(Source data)
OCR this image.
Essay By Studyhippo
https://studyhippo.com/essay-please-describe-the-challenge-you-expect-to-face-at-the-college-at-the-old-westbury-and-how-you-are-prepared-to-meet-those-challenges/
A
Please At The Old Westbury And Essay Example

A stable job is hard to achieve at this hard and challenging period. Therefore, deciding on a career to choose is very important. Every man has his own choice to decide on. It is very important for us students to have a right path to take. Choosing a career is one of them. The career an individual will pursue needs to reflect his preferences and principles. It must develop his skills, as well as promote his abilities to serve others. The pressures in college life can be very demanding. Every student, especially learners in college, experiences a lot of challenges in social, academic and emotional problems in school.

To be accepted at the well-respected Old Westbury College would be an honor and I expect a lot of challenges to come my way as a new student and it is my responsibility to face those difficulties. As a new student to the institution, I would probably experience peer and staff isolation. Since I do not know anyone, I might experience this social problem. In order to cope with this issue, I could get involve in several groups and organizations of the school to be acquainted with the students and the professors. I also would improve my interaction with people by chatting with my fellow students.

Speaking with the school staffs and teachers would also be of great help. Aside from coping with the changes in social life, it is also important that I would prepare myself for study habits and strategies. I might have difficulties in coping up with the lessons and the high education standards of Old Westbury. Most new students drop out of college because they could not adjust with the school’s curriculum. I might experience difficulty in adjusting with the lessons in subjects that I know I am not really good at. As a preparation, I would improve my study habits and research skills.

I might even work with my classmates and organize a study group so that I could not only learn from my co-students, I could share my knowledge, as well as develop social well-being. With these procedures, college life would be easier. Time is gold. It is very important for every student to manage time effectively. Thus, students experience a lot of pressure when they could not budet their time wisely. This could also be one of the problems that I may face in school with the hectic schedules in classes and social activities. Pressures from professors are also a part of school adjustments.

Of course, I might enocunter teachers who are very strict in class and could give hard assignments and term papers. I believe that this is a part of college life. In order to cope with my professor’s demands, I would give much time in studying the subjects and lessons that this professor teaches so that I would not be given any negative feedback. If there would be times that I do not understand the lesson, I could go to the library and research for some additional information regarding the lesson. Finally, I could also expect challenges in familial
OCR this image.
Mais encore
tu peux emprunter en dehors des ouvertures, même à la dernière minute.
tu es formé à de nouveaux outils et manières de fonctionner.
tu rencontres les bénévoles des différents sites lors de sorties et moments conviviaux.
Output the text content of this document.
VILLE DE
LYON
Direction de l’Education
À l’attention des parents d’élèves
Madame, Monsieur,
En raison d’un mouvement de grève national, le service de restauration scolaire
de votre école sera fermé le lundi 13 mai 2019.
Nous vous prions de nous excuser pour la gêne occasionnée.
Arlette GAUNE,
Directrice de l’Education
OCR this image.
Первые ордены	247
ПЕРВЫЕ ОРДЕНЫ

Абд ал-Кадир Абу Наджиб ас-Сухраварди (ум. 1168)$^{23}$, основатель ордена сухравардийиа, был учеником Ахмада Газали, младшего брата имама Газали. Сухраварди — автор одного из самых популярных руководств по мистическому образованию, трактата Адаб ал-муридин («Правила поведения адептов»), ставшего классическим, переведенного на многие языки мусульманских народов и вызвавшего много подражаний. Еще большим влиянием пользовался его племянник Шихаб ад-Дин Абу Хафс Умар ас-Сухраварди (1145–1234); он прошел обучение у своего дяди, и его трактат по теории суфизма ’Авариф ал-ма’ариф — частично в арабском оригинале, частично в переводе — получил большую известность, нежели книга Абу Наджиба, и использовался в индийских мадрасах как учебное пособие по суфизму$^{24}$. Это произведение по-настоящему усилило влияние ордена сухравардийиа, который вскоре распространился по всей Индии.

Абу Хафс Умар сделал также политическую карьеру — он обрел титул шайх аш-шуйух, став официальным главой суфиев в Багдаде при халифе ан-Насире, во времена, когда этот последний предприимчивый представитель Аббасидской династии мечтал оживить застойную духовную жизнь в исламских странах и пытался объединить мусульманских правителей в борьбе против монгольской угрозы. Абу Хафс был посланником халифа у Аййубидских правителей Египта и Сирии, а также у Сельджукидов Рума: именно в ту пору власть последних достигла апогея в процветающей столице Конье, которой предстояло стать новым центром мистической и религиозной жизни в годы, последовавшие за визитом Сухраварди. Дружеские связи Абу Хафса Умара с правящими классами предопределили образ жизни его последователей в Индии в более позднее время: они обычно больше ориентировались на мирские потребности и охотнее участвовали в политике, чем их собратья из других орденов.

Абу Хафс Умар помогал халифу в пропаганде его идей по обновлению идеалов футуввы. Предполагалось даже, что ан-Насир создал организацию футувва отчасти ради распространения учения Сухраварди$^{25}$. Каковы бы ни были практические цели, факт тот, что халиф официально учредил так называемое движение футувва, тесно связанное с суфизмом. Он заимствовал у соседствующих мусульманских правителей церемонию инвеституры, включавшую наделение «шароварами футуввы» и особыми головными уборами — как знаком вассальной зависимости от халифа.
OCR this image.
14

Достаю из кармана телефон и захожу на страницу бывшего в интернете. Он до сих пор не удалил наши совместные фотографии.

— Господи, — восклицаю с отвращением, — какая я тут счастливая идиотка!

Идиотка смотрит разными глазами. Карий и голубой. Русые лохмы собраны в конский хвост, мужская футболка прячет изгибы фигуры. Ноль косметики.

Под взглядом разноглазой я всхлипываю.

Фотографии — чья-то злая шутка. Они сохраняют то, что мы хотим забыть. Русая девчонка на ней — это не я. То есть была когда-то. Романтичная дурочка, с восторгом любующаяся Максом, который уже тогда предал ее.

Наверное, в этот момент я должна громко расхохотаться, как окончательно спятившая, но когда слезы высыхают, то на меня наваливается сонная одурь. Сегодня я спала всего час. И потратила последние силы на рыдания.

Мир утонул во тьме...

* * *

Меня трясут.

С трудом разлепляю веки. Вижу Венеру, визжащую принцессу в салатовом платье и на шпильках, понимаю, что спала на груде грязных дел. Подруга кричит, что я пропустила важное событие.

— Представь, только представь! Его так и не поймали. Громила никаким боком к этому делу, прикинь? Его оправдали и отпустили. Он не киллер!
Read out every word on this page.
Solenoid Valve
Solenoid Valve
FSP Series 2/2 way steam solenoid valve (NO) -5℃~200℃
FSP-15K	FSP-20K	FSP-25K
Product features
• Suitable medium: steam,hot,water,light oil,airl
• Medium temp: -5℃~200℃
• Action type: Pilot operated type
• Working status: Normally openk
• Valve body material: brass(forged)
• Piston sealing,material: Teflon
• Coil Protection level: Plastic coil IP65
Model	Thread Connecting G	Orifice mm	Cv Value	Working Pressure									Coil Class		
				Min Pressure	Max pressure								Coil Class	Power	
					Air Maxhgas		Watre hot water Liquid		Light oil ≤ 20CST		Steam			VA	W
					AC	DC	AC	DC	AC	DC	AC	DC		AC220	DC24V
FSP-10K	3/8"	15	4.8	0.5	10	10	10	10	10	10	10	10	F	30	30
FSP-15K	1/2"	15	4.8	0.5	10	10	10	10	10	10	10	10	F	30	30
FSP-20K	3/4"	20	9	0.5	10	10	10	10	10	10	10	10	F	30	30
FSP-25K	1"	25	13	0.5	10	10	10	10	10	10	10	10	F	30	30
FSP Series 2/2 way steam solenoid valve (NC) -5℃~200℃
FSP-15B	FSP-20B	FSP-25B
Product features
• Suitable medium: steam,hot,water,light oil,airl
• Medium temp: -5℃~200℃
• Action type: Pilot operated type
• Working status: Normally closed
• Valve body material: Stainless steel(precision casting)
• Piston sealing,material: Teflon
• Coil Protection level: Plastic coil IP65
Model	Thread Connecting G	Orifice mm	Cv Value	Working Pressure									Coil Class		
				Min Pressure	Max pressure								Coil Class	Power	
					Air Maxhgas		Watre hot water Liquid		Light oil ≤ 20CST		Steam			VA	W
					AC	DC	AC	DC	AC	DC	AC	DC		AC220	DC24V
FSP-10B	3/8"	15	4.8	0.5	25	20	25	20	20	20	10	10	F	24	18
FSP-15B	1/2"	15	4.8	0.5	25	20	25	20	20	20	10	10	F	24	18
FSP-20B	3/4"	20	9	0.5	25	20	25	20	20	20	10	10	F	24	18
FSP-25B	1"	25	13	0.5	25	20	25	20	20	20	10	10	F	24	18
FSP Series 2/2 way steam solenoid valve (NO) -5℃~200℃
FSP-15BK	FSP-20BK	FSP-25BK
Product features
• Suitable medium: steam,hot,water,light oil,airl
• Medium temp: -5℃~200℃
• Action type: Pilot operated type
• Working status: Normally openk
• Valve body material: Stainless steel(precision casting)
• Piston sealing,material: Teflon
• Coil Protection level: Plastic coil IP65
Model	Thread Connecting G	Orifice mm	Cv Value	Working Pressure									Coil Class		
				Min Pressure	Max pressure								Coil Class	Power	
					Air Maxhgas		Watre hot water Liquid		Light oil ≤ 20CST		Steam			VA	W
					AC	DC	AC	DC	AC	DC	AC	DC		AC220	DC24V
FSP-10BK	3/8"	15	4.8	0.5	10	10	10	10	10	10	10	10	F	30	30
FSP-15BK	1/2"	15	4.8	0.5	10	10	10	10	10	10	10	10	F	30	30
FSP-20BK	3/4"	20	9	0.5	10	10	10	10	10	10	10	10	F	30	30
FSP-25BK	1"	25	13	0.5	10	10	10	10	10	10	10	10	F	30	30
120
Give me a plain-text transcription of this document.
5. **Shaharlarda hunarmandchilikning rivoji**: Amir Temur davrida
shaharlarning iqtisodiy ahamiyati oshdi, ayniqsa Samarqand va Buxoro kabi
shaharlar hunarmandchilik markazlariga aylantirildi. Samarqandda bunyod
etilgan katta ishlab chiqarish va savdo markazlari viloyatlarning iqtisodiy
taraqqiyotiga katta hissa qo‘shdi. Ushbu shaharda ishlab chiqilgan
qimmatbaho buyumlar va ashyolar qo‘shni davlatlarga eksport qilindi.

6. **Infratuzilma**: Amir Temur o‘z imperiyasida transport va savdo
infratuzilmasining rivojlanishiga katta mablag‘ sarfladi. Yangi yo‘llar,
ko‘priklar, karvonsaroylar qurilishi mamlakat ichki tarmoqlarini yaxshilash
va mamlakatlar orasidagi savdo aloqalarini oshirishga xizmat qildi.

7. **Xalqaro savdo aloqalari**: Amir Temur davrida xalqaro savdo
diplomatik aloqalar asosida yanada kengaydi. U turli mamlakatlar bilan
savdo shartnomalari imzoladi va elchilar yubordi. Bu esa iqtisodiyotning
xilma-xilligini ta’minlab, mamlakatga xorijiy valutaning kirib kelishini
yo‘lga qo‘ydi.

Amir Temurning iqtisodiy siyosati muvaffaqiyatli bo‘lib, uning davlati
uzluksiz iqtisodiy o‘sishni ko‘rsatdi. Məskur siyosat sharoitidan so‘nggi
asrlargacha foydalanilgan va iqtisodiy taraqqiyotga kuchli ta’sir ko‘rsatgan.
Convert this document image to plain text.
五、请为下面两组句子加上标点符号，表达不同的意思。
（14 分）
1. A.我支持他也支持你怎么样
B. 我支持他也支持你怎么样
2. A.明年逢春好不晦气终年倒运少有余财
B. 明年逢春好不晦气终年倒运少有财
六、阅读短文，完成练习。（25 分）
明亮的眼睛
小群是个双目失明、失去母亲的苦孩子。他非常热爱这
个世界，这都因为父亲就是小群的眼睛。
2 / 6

> To do:
Find each line holding the word "plain" and copy it.

> Exercise answer:
Give me a plain-text transcription of this document.
Convert this document image to plain text.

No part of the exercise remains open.